"""
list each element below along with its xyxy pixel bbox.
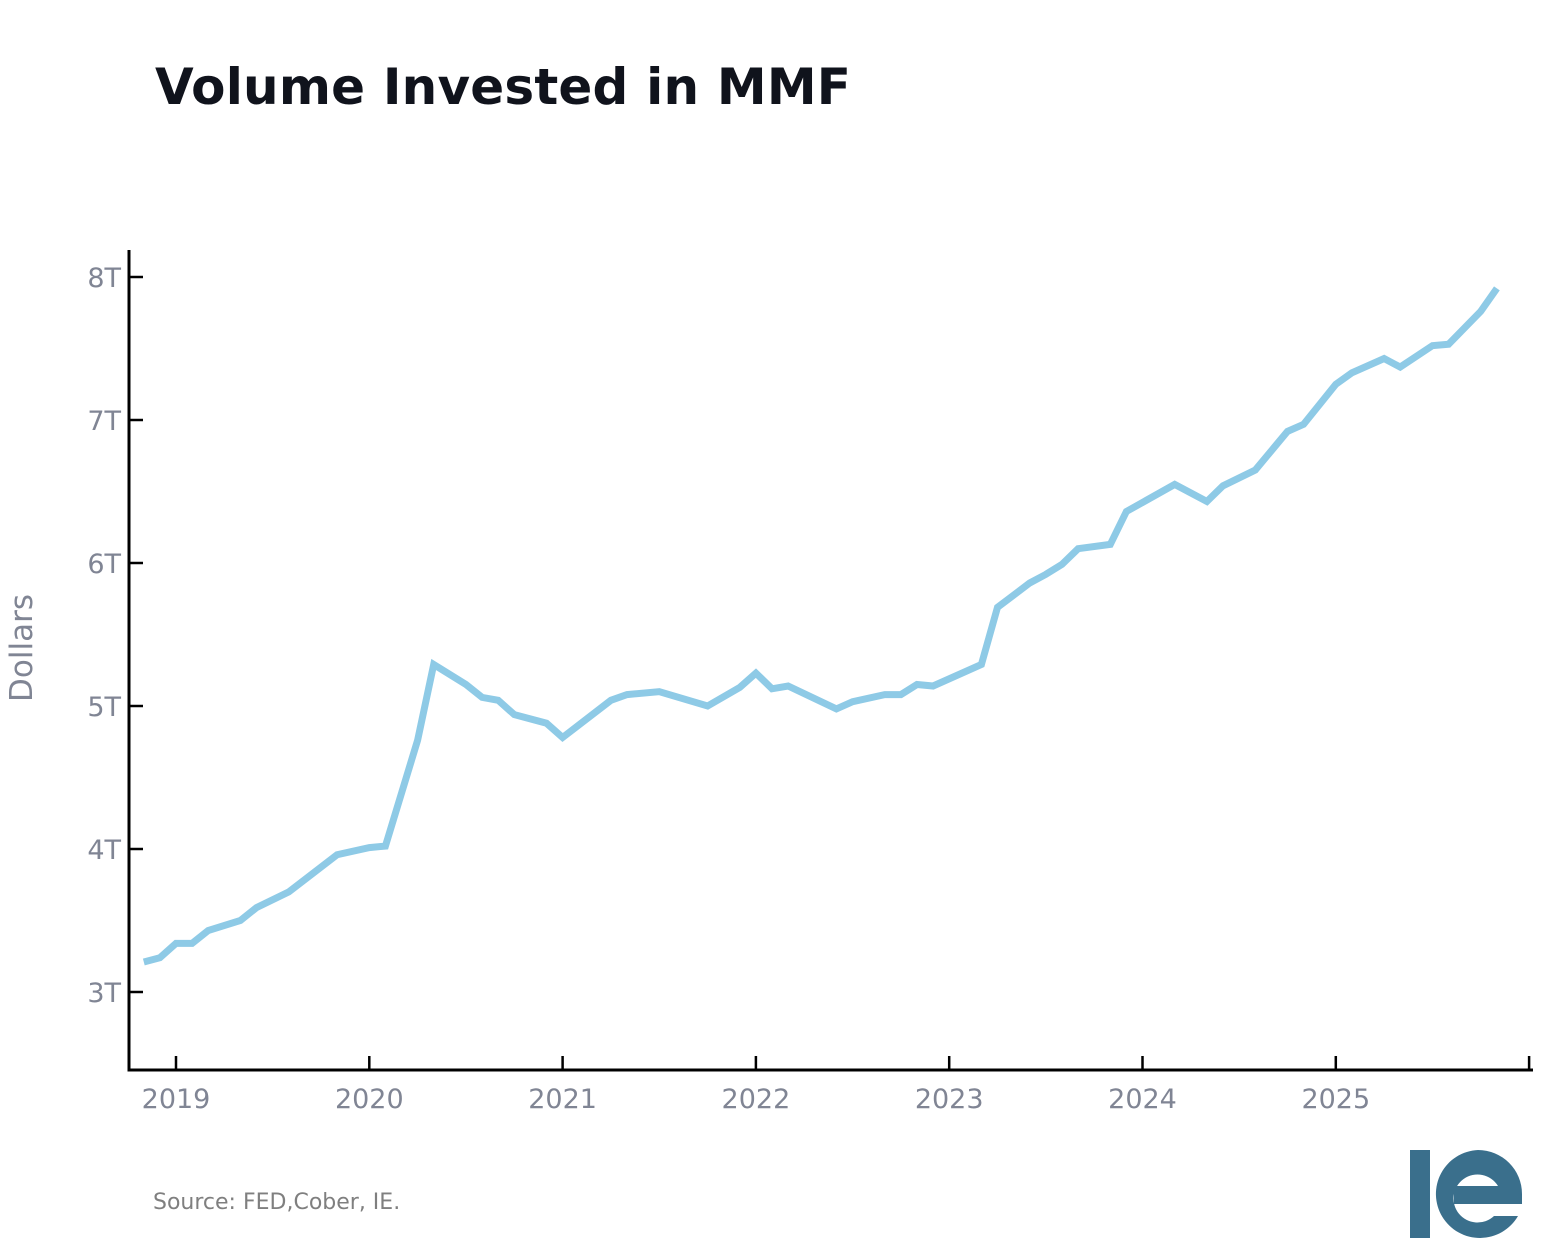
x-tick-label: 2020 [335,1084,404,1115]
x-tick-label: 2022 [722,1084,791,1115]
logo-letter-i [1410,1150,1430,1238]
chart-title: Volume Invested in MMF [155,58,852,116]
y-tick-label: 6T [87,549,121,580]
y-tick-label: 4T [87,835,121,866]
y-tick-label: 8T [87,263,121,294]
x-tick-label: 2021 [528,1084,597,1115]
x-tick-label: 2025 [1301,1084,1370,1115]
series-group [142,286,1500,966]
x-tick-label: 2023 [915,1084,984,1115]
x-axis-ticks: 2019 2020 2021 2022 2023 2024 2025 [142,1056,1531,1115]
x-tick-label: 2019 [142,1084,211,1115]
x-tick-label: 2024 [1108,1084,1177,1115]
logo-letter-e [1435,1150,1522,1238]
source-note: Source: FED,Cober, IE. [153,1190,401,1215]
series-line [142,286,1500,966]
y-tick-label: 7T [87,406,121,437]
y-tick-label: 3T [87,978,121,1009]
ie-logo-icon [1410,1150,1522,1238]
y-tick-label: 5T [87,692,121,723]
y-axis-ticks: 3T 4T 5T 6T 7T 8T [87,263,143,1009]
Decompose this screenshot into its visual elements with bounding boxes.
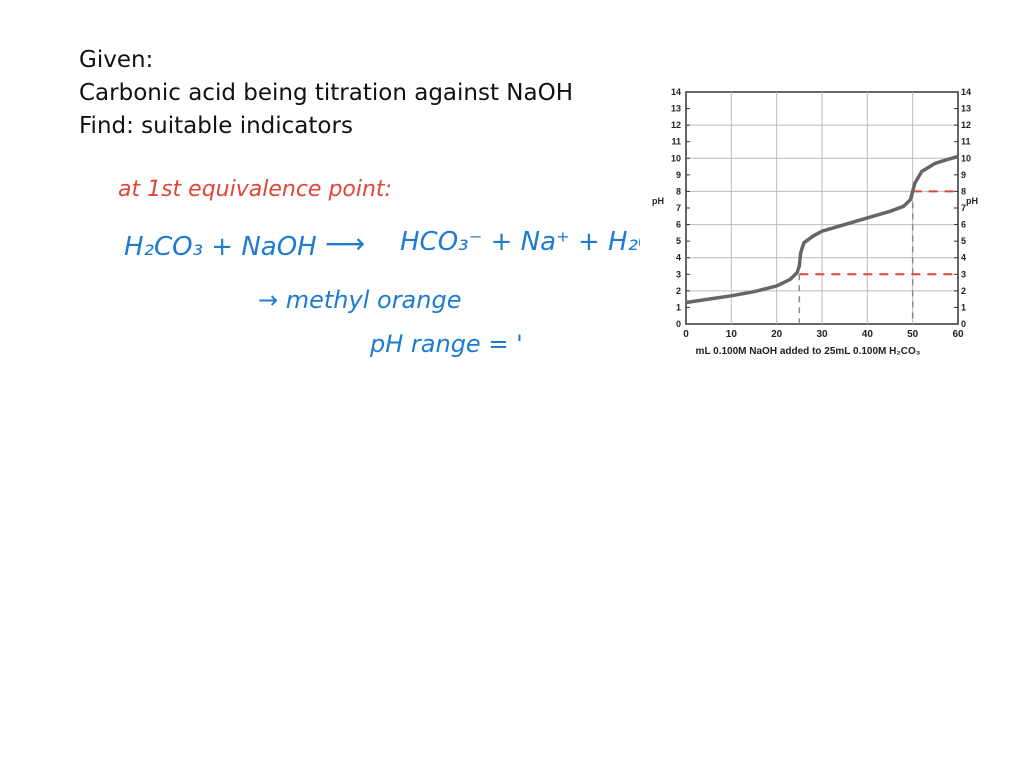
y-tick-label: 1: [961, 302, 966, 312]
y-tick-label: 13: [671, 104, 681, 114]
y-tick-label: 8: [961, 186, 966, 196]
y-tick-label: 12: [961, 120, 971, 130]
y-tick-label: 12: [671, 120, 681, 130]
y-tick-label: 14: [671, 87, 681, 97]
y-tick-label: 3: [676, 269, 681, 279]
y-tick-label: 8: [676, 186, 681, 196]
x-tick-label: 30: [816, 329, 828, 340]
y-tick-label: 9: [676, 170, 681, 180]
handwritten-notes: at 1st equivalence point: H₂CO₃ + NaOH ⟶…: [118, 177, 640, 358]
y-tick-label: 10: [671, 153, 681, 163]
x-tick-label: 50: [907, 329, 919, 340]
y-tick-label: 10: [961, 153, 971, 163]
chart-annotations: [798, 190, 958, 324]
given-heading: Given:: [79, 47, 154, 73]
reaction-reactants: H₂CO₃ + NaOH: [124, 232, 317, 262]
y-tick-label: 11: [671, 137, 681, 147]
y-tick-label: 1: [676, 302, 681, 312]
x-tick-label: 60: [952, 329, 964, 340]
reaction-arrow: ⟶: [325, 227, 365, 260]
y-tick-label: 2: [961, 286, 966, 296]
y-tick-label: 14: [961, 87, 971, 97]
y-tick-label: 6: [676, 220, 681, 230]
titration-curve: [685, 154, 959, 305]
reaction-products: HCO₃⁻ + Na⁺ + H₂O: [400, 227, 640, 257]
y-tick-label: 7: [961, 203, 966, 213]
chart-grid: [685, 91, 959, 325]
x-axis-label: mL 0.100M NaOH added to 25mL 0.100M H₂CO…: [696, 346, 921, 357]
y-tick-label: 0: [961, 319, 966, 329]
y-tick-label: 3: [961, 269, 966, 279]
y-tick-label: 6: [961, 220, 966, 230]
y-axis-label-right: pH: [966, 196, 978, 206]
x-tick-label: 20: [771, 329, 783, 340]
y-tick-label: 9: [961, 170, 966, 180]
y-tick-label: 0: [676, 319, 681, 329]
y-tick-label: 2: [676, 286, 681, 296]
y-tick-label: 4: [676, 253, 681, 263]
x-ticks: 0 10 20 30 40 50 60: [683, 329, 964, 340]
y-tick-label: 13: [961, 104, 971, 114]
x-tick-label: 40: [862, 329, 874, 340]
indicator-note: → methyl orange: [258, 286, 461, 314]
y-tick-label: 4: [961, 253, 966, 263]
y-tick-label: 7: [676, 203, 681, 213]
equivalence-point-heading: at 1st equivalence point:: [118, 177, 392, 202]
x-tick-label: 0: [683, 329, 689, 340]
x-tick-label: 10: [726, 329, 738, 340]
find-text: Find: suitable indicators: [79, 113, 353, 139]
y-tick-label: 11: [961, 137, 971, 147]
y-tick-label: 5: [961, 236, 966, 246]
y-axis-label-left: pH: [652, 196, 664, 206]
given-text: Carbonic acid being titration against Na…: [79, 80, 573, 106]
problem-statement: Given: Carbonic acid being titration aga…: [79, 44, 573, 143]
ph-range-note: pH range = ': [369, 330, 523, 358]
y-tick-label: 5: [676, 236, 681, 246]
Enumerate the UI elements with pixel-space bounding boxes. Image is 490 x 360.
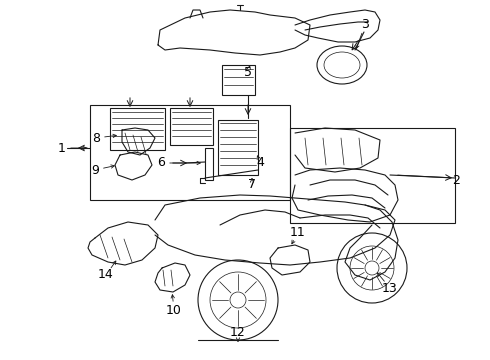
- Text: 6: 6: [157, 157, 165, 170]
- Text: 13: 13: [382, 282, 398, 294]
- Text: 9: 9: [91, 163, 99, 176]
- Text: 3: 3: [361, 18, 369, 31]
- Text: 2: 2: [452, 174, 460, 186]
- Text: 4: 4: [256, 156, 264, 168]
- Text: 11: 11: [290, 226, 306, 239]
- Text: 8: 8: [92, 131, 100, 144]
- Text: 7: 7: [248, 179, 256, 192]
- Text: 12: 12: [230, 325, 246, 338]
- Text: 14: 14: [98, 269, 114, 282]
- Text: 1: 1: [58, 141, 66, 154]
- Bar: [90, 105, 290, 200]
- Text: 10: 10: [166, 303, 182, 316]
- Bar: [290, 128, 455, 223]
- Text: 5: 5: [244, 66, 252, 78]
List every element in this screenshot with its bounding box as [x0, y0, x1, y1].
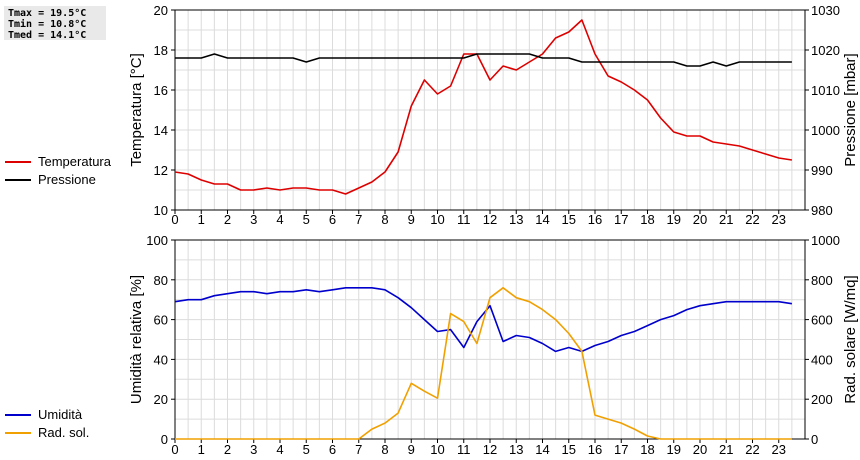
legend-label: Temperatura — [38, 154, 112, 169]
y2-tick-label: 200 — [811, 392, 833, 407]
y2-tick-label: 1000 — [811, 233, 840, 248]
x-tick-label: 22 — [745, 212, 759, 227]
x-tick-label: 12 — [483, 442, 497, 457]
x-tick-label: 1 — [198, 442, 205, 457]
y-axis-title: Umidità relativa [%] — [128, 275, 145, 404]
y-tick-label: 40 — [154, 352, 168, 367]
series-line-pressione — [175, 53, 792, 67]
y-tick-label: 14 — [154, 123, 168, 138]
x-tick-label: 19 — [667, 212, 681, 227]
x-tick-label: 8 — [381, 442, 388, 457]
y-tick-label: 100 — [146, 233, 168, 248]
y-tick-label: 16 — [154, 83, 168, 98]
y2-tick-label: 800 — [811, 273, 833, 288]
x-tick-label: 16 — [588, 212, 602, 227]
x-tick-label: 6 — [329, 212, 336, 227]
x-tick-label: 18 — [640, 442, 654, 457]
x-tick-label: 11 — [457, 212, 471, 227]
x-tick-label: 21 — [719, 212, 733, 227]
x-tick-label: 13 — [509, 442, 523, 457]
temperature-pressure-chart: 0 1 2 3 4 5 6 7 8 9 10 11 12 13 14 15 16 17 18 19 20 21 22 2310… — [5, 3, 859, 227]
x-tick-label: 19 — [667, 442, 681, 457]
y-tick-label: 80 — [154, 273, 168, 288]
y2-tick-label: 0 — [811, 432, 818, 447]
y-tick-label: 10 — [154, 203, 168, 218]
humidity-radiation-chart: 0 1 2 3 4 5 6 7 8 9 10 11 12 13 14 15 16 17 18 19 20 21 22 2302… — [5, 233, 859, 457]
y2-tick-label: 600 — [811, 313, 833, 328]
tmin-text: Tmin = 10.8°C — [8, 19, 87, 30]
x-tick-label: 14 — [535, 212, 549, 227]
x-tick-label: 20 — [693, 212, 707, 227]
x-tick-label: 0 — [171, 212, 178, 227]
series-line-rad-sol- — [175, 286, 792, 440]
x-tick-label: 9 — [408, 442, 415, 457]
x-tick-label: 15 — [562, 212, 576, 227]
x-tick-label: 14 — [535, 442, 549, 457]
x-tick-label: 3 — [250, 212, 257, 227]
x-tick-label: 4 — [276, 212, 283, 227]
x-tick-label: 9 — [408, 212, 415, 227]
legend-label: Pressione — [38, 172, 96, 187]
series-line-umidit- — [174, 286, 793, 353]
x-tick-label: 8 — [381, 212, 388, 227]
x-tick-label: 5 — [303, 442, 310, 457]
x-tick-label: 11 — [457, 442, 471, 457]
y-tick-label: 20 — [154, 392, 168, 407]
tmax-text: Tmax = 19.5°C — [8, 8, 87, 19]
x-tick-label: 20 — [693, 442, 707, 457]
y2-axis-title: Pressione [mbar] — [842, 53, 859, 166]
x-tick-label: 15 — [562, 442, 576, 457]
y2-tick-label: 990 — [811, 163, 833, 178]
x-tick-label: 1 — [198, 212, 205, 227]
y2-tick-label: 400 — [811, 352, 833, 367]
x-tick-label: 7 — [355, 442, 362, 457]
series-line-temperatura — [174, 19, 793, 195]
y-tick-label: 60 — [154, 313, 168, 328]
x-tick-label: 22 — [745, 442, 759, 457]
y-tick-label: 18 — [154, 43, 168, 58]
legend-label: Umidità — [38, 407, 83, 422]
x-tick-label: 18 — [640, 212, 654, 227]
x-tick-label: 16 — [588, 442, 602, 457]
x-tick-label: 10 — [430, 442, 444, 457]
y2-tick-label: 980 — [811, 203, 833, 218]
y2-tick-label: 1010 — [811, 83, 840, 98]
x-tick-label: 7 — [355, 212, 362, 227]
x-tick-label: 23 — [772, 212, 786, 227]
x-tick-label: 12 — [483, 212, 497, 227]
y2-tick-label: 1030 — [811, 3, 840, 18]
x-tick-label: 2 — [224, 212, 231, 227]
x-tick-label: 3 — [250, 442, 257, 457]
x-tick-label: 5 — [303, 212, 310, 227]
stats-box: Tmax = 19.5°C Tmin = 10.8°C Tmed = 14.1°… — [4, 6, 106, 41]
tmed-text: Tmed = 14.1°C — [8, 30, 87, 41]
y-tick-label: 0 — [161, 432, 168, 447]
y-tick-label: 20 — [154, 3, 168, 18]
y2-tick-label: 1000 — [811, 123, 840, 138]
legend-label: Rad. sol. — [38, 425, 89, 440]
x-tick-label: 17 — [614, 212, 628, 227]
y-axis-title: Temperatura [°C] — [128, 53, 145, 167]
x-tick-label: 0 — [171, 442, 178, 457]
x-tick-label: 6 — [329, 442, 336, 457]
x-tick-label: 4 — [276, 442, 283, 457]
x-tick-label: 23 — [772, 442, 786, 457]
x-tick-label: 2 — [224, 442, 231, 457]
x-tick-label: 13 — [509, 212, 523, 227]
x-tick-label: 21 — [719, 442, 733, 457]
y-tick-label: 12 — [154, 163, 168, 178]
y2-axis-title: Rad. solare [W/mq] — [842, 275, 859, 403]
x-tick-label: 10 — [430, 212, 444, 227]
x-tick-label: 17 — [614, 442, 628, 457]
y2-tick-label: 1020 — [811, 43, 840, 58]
"""
Task goal: Rename "x-tick-label" to "x-axis-label" in the data from the line with "x-tick-label: 2020 [335,1084,404,1115]" up to and including the line with "x-tick-label: 2024 [1108,1084,1177,1115]", changing nothing else. Give only those lines.

Reply:
x-axis-label: 2020 [335,1084,404,1115]
x-axis-label: 2022 [722,1084,791,1115]
logo-letter-i [1410,1150,1430,1238]
chart-title: Volume Invested in MMF [155,58,852,116]
y-tick-label: 6T [87,549,121,580]
y-tick-label: 4T [87,835,121,866]
y-tick-label: 8T [87,263,121,294]
x-axis-label: 2021 [528,1084,597,1115]
x-axis-label: 2025 [1301,1084,1370,1115]
series-group [142,286,1500,966]
x-axis-label: 2023 [915,1084,984,1115]
x-axis-ticks: 2019 2020 2021 2022 2023 2024 2025 [142,1056,1531,1115]
x-axis-label: 2019 [142,1084,211,1115]
x-axis-label: 2024 [1108,1084,1177,1115]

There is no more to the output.